**Prompt A:** List every place that the Disquiet.com anniversary text names as somewhere the writer moved from or to.
**Prompt B:** Carry on the Disquiet.com anniversary text from the end of its last paragraph.

**Source text:**
################
23 Years of Disquiet.com

Remembering blogging before blogs

Even if you don’t have a lot of time, it’s good to take a moment, at least, to note an anniversary. Twenty three years ago today, December 13, I bought the URL for Disquiet.com. It was the winter of 1996. I had recently moved to San Francisco from Sacramento, where for the previous seven years I’d worked at Tower Records on their magazines. Initially that was Pulse!, and then Classical Pulse!, which I co-founded with my friend Bob Levine, and then in 1994, as the World Wide Web (capitalized thusly) was beginning to happen, a weekly email newsletter I founded called, naturally, epulse, which ran more or less weekly for a decade.

I’d moved to Sacramento from Brooklyn in 1989, a little under a year after graduating from college. Moving, years later, to San Francisco was disorienting, and it took a few weeks, maybe even a few months, for me to realize what was disorienting about it: I’d benefited for a long time, at that point, in having a music publication as part of what I might call my identity, my self-identity. Suddenly I didn’t have such a thing, and the only solution I could come up with was to create my own, and that was Disquiet.com.
################
Records from a data collection:
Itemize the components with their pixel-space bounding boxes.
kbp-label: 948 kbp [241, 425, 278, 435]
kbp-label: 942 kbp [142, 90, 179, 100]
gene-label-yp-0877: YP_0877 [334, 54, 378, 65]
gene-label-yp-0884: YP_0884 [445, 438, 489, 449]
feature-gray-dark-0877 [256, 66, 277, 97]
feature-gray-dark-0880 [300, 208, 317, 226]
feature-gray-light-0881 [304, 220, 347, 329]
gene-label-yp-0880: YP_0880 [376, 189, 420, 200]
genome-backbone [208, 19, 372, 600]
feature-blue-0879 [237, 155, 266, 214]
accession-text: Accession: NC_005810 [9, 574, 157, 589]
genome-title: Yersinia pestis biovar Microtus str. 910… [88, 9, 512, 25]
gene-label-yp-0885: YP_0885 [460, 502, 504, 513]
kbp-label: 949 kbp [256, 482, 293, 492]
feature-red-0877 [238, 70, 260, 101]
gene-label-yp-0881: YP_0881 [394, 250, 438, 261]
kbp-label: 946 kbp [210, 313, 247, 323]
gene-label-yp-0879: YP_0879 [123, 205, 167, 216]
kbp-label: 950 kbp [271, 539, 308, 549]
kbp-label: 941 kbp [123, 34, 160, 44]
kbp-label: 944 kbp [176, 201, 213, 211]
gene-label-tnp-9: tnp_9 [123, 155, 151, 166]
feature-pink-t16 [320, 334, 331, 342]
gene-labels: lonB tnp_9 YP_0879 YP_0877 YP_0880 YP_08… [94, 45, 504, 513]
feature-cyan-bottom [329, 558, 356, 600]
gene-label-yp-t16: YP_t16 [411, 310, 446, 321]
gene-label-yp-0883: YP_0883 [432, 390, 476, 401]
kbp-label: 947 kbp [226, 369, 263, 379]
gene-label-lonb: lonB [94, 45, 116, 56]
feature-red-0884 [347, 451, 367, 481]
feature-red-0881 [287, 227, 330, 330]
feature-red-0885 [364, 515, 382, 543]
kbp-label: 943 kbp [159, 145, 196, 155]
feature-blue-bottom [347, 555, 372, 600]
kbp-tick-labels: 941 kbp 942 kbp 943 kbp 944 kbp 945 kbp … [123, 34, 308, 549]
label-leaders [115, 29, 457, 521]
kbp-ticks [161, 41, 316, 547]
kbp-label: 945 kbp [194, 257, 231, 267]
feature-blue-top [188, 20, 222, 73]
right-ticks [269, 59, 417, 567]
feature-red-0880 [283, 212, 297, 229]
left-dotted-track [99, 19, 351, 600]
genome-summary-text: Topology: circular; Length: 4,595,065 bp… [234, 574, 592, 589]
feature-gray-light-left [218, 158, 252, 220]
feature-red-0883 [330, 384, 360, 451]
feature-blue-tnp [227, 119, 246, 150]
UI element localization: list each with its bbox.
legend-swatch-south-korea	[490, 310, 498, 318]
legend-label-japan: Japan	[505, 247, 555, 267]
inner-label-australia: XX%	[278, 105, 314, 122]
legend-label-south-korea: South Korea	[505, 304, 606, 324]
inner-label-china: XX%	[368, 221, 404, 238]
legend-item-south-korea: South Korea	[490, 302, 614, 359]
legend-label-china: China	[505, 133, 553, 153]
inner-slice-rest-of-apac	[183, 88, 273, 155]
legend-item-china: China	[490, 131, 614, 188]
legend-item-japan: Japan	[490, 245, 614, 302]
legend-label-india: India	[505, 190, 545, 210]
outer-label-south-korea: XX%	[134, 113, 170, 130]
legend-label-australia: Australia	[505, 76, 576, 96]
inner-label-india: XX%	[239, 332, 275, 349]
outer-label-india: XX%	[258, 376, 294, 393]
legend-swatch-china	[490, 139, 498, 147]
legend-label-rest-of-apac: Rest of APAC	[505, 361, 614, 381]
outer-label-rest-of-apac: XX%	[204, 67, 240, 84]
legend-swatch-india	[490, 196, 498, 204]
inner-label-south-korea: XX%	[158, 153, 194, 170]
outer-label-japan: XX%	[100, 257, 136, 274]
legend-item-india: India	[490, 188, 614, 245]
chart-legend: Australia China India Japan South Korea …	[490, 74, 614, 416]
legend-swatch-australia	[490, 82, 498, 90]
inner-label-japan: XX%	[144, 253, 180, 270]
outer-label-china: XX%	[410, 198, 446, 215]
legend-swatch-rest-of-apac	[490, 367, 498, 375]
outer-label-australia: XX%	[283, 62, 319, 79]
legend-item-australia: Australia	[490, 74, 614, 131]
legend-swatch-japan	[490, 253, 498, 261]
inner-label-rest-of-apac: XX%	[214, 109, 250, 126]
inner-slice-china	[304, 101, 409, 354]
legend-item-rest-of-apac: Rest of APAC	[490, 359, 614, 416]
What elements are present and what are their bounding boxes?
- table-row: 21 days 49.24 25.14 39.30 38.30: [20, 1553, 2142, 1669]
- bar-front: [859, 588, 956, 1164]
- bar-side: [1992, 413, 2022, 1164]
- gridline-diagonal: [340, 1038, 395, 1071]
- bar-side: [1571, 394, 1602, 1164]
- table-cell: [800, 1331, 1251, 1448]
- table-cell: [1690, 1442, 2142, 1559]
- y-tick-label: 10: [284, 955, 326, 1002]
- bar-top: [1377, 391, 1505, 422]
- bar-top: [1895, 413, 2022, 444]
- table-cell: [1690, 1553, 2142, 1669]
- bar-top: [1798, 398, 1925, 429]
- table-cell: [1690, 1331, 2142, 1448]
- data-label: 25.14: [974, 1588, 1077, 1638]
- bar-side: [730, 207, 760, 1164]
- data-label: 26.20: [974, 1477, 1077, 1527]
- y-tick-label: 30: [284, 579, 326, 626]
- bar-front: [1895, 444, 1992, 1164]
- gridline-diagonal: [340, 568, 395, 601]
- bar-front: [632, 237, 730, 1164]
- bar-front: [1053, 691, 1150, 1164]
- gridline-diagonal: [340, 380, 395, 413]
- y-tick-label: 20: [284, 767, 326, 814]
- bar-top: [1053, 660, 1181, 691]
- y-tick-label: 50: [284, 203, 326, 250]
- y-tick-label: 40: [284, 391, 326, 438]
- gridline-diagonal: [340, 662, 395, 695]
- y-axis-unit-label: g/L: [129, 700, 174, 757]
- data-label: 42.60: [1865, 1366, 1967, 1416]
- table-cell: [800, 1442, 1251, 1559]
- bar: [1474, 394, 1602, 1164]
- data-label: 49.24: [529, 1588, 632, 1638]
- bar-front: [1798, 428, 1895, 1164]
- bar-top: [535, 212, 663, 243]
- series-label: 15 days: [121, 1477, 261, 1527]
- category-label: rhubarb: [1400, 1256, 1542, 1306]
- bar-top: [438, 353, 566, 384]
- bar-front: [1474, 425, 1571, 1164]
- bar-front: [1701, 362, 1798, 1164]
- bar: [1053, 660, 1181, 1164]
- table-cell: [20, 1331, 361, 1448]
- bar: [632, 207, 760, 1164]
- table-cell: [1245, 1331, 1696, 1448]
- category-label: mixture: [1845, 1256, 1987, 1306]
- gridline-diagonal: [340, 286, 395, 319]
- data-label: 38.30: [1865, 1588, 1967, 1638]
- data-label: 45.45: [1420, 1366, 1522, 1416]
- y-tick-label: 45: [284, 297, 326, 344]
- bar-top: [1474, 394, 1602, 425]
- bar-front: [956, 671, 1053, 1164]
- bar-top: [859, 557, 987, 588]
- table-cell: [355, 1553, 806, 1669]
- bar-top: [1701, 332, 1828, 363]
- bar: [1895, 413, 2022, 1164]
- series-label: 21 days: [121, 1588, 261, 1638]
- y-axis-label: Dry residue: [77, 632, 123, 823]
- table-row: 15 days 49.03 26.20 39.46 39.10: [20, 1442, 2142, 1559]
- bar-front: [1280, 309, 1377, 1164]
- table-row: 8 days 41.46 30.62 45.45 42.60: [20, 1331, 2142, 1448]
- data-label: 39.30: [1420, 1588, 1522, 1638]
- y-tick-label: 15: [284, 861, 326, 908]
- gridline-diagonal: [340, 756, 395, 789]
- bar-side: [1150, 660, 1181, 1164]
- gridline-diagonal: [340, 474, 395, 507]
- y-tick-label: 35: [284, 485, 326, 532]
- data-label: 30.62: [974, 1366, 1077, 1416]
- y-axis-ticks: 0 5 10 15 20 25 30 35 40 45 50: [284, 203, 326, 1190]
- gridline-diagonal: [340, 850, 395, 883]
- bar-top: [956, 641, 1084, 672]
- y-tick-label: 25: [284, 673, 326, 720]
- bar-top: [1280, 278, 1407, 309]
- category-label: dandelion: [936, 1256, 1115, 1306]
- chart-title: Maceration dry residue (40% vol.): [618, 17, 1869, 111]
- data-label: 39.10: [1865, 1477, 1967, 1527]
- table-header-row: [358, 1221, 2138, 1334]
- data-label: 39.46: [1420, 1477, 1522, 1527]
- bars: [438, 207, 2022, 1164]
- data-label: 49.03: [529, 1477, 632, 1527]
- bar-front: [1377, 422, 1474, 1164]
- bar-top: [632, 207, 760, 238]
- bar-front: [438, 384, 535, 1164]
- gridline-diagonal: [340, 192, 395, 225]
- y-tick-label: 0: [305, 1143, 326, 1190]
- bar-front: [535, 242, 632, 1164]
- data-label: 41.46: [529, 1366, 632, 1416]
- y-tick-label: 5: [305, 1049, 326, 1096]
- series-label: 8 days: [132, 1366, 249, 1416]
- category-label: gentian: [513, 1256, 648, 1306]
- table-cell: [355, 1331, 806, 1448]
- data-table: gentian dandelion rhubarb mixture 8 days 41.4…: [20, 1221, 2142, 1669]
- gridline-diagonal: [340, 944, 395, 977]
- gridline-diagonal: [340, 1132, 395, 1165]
################
**Your response A:** Brooklyn, Sacramento, San Francisco

**Your response B:**
This all got started about three years before the word “blog” formally entered the vocabulary (2019 marks the word’s 20th anniversary). Initially I was just reposting to Disquiet.com things I published elsewhere, like Pulse!, which I continued to write for right up until Tower went bankrupt. In time, though, I started writing things directly for Disquiet.com. At some point along the way my always insightful friend Jorge Colombo suggested I add dates to my posts (again, this was before blogs normalized and codified such things).

From 1996 until 2007, the whole site was hand-coded by me in HTML, even the index pages and the RSS feed. In 2007 I paid someone (Nathan Swartz) to translate it all into a WordPress site, and then a few years after that someone else (my friend Max La Rivière-Hedrick) did a beautiful revision of the WordPress theme so the site would be as readable on mobile phones as it was on a computer screen.

Each year on December 13, if I have the time, I write a brief summary of my memories of founding Disquiet.com. I don’t re-read previous such summaries while doing this writing; I just write it again from scratch. If it’s cut’n’paste, it isn’t a memory.